> YOUR TASK: Take the data below and repeat it exactly.

(Data entries)
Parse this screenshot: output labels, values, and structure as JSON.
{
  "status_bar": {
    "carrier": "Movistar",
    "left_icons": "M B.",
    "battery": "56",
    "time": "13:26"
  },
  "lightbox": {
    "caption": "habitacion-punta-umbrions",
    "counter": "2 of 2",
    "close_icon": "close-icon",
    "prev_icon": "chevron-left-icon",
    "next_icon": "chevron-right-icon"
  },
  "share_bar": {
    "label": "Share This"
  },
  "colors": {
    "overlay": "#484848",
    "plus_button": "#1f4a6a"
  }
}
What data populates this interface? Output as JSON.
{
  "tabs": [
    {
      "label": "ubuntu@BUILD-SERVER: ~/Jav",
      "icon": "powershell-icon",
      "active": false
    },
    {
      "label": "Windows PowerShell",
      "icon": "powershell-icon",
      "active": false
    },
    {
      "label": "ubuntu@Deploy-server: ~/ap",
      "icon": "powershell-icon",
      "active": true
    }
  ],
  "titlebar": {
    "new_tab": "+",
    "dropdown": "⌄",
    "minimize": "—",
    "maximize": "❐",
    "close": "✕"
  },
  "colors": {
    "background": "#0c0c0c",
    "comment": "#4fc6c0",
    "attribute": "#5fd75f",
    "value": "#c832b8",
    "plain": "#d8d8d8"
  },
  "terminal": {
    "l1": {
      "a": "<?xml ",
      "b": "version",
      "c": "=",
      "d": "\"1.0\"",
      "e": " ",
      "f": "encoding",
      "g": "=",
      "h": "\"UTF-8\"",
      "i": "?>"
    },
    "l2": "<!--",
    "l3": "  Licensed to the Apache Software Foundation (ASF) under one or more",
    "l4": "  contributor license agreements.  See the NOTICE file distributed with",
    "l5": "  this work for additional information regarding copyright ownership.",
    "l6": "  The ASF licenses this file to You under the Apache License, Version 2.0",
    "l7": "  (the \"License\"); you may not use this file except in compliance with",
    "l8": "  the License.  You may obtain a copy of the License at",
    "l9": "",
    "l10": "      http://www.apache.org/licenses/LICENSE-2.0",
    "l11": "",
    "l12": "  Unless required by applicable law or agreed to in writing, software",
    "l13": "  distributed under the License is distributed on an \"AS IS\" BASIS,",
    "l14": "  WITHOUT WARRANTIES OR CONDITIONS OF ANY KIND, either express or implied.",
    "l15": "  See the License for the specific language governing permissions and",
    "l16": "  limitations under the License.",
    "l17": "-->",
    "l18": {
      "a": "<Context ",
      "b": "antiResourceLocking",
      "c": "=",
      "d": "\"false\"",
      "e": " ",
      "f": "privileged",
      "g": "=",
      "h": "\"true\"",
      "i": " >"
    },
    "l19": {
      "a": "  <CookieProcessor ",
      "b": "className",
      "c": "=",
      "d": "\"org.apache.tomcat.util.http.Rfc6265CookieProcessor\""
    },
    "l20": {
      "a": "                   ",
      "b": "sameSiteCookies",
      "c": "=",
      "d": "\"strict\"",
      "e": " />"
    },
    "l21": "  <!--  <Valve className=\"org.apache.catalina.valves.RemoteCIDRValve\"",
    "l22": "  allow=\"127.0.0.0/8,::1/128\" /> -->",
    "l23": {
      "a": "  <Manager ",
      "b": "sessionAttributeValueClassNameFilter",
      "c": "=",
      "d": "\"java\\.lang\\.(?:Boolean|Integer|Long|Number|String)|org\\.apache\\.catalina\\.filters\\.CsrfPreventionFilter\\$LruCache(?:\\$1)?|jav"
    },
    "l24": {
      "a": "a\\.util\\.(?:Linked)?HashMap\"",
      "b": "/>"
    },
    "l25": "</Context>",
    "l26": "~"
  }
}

> RESULT OF THIS TASK:
Parse this screenshot: output labels, values, and structure as JSON.
{
  "status_bar": {
    "carrier": "Movistar",
    "left_icons": "M B.",
    "battery": "56",
    "time": "13:26"
  },
  "lightbox": {
    "caption": "habitacion-punta-umbrions",
    "counter": "2 of 2",
    "close_icon": "close-icon",
    "prev_icon": "chevron-left-icon",
    "next_icon": "chevron-right-icon"
  },
  "share_bar": {
    "label": "Share This"
  },
  "colors": {
    "overlay": "#484848",
    "plus_button": "#1f4a6a"
  }
}
What data populates this interface? Output as JSON.
{
  "tabs": [
    {
      "label": "ubuntu@BUILD-SERVER: ~/Jav",
      "icon": "powershell-icon",
      "active": false
    },
    {
      "label": "Windows PowerShell",
      "icon": "powershell-icon",
      "active": false
    },
    {
      "label": "ubuntu@Deploy-server: ~/ap",
      "icon": "powershell-icon",
      "active": true
    }
  ],
  "titlebar": {
    "new_tab": "+",
    "dropdown": "⌄",
    "minimize": "—",
    "maximize": "❐",
    "close": "✕"
  },
  "colors": {
    "background": "#0c0c0c",
    "comment": "#4fc6c0",
    "attribute": "#5fd75f",
    "value": "#c832b8",
    "plain": "#d8d8d8"
  },
  "terminal": {
    "l1": {
      "a": "<?xml ",
      "b": "version",
      "c": "=",
      "d": "\"1.0\"",
      "e": " ",
      "f": "encoding",
      "g": "=",
      "h": "\"UTF-8\"",
      "i": "?>"
    },
    "l2": "<!--",
    "l3": "  Licensed to the Apache Software Foundation (ASF) under one or more",
    "l4": "  contributor license agreements.  See the NOTICE file distributed with",
    "l5": "  this work for additional information regarding copyright ownership.",
    "l6": "  The ASF licenses this file to You under the Apache License, Version 2.0",
    "l7": "  (the \"License\"); you may not use this file except in compliance with",
    "l8": "  the License.  You may obtain a copy of the License at",
    "l9": "",
    "l10": "      http://www.apache.org/licenses/LICENSE-2.0",
    "l11": "",
    "l12": "  Unless required by applicable law or agreed to in writing, software",
    "l13": "  distributed under the License is distributed on an \"AS IS\" BASIS,",
    "l14": "  WITHOUT WARRANTIES OR CONDITIONS OF ANY KIND, either express or implied.",
    "l15": "  See the License for the specific language governing permissions and",
    "l16": "  limitations under the License.",
    "l17": "-->",
    "l18": {
      "a": "<Context ",
      "b": "antiResourceLocking",
      "c": "=",
      "d": "\"false\"",
      "e": " ",
      "f": "privileged",
      "g": "=",
      "h": "\"true\"",
      "i": " >"
    },
    "l19": {
      "a": "  <CookieProcessor ",
      "b": "className",
      "c": "=",
      "d": "\"org.apache.tomcat.util.http.Rfc6265CookieProcessor\""
    },
    "l20": {
      "a": "                   ",
      "b": "sameSiteCookies",
      "c": "=",
      "d": "\"strict\"",
      "e": " />"
    },
    "l21": "  <!--  <Valve className=\"org.apache.catalina.valves.RemoteCIDRValve\"",
    "l22": "  allow=\"127.0.0.0/8,::1/128\" /> -->",
    "l23": {
      "a": "  <Manager ",
      "b": "sessionAttributeValueClassNameFilter",
      "c": "=",
      "d": "\"java\\.lang\\.(?:Boolean|Integer|Long|Number|String)|org\\.apache\\.catalina\\.filters\\.CsrfPreventionFilter\\$LruCache(?:\\$1)?|jav"
    },
    "l24": {
      "a": "a\\.util\\.(?:Linked)?HashMap\"",
      "b": "/>"
    },
    "l25": "</Context>",
    "l26": "~"
  }
}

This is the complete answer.